## Begin Entries

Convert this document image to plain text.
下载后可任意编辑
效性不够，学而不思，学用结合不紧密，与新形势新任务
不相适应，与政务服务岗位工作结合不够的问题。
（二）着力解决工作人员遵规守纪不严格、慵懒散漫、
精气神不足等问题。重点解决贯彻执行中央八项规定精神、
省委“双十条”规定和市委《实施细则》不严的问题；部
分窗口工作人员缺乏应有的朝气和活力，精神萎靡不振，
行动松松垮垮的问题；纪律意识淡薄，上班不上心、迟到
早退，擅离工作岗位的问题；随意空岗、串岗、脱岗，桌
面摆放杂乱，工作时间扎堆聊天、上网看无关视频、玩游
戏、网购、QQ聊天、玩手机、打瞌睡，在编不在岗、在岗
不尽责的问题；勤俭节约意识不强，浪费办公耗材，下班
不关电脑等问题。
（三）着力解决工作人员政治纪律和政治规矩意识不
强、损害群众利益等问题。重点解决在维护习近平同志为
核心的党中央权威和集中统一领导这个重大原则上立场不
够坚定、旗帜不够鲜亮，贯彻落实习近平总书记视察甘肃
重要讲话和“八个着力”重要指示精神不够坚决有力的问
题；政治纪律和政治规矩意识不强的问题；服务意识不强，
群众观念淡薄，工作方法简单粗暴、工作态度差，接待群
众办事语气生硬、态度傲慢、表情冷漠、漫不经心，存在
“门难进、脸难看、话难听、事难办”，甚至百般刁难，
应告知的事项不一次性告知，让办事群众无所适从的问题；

## End Entries

What the task requires:
Write out every entry again, keeping each line exactly the same.

Exercise result:
Convert this document image to plain text.
下载后可任意编辑
效性不够，学而不思，学用结合不紧密，与新形势新任务
不相适应，与政务服务岗位工作结合不够的问题。
（二）着力解决工作人员遵规守纪不严格、慵懒散漫、
精气神不足等问题。重点解决贯彻执行中央八项规定精神、
省委“双十条”规定和市委《实施细则》不严的问题；部
分窗口工作人员缺乏应有的朝气和活力，精神萎靡不振，
行动松松垮垮的问题；纪律意识淡薄，上班不上心、迟到
早退，擅离工作岗位的问题；随意空岗、串岗、脱岗，桌
面摆放杂乱，工作时间扎堆聊天、上网看无关视频、玩游
戏、网购、QQ聊天、玩手机、打瞌睡，在编不在岗、在岗
不尽责的问题；勤俭节约意识不强，浪费办公耗材，下班
不关电脑等问题。
（三）着力解决工作人员政治纪律和政治规矩意识不
强、损害群众利益等问题。重点解决在维护习近平同志为
核心的党中央权威和集中统一领导这个重大原则上立场不
够坚定、旗帜不够鲜亮，贯彻落实习近平总书记视察甘肃
重要讲话和“八个着力”重要指示精神不够坚决有力的问
题；政治纪律和政治规矩意识不强的问题；服务意识不强，
群众观念淡薄，工作方法简单粗暴、工作态度差，接待群
众办事语气生硬、态度傲慢、表情冷漠、漫不经心，存在
“门难进、脸难看、话难听、事难办”，甚至百般刁难，
应告知的事项不一次性告知，让办事群众无所适从的问题；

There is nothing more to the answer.